Data excerpts:
· · ·
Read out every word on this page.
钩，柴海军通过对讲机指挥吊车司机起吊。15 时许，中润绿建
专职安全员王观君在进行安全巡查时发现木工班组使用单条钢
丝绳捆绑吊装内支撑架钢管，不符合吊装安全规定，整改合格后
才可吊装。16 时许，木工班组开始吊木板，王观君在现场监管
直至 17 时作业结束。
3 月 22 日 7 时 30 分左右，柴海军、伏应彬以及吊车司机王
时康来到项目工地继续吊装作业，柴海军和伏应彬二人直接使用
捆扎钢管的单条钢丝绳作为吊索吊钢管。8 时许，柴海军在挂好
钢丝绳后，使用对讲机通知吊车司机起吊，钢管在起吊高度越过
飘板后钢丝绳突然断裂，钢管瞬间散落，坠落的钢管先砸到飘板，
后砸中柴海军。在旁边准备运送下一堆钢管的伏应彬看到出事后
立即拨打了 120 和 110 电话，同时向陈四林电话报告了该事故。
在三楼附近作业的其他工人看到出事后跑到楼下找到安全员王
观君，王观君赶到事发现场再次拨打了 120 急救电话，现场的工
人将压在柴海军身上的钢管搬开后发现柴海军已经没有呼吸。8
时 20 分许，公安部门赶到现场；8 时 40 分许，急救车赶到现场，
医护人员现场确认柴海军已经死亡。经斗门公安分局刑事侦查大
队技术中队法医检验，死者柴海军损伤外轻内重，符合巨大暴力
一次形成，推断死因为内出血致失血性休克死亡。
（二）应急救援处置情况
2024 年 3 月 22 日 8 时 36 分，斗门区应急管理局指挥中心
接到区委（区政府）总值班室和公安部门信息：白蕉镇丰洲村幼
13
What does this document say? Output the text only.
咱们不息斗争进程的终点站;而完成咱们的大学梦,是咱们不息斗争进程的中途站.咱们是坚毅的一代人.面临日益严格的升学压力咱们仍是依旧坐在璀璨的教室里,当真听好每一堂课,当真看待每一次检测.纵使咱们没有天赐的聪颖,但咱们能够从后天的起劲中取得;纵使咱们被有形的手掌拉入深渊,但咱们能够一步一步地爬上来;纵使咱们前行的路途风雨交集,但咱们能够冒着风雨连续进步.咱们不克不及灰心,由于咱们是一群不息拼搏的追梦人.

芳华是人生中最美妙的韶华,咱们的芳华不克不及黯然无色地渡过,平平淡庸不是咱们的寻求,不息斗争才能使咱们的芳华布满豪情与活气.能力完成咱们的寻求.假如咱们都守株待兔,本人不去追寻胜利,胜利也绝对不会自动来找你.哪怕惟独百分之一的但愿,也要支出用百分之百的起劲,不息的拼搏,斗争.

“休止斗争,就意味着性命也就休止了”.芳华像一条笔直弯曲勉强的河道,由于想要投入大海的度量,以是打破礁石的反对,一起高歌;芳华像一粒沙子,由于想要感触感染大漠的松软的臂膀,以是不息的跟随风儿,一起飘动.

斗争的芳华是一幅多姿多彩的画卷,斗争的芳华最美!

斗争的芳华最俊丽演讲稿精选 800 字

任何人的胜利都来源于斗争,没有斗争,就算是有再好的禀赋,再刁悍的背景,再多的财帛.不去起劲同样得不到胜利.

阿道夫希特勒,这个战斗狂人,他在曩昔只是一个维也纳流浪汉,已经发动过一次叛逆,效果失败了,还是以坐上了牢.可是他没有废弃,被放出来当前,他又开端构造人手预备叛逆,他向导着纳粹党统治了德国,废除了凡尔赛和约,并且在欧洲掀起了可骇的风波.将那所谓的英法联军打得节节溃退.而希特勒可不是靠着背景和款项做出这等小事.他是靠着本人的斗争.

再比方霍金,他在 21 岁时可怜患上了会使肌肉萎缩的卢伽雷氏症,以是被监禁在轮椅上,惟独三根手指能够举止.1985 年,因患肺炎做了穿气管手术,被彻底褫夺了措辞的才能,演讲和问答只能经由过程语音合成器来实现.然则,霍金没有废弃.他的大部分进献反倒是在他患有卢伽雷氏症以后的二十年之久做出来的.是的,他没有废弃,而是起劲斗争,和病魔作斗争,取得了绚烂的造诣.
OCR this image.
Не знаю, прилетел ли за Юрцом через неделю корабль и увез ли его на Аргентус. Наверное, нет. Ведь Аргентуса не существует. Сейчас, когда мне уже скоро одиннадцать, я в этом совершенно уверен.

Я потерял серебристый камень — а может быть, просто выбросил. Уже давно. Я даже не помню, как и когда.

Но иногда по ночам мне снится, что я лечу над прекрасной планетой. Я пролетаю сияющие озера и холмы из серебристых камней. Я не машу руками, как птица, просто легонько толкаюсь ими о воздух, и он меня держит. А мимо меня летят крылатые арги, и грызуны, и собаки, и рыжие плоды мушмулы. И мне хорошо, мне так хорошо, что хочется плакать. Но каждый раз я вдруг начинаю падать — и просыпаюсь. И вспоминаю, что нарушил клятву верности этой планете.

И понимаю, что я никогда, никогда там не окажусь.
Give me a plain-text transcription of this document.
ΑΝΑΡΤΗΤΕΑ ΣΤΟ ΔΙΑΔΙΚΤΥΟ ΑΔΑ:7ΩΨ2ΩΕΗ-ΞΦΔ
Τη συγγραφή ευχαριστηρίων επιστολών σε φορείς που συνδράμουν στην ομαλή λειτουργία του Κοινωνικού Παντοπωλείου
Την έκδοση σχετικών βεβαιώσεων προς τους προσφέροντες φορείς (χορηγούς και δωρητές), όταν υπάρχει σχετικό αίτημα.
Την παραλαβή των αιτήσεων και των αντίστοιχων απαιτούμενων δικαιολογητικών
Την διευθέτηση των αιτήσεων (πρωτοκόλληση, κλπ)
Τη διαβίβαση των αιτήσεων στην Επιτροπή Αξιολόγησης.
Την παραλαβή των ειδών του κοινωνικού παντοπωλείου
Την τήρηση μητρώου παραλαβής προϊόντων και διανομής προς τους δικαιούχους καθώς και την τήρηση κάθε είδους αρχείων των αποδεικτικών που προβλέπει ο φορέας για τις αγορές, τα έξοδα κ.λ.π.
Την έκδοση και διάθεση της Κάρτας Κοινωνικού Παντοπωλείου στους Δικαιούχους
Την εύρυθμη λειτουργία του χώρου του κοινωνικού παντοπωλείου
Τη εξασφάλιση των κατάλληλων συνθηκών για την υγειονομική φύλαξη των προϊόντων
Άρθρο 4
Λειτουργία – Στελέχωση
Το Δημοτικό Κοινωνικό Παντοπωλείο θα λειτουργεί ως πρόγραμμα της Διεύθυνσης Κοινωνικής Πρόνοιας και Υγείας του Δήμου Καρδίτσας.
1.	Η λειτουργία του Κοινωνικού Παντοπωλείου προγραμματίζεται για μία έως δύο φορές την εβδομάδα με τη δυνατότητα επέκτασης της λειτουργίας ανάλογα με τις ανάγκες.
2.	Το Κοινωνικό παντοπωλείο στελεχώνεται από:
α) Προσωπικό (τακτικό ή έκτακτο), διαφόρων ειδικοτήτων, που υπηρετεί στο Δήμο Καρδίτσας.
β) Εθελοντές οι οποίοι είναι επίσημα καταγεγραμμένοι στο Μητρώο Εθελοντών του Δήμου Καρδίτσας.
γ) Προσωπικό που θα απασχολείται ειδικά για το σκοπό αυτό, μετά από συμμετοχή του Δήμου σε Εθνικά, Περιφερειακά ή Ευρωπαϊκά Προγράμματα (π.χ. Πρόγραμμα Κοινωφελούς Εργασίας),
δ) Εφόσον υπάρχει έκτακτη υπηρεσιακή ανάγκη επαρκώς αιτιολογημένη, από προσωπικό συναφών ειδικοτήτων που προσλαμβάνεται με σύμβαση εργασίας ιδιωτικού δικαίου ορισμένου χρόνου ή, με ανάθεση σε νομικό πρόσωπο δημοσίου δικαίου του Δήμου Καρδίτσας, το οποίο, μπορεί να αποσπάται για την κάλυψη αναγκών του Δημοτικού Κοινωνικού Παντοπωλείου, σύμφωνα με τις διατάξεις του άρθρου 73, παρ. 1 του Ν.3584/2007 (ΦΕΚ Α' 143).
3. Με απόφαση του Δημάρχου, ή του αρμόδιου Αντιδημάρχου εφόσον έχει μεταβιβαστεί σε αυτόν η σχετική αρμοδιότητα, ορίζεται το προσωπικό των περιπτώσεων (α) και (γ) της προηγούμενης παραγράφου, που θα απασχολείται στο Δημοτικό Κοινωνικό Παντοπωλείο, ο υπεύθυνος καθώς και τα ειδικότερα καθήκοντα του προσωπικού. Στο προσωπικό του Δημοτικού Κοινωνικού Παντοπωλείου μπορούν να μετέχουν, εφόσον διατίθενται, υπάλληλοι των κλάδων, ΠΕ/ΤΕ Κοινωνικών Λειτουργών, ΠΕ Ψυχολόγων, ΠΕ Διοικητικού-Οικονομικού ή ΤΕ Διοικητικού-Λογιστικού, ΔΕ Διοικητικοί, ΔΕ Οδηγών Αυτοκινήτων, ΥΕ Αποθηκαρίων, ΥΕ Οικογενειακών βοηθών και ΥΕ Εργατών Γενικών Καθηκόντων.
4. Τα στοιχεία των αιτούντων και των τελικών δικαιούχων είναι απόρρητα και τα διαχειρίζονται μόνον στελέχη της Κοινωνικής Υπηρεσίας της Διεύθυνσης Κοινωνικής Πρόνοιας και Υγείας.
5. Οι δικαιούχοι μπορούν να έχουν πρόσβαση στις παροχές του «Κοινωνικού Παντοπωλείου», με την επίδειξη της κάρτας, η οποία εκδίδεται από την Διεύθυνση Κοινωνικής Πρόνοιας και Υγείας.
· · ·
* **WHAT TO DO**:
Find each line holding the word "this" and copy it.

* **ANSWER TO THE PROBLEM**:
Read out every word on this page.
What does this document say? Output the text only.
OCR this image.
Give me a plain-text transcription of this document.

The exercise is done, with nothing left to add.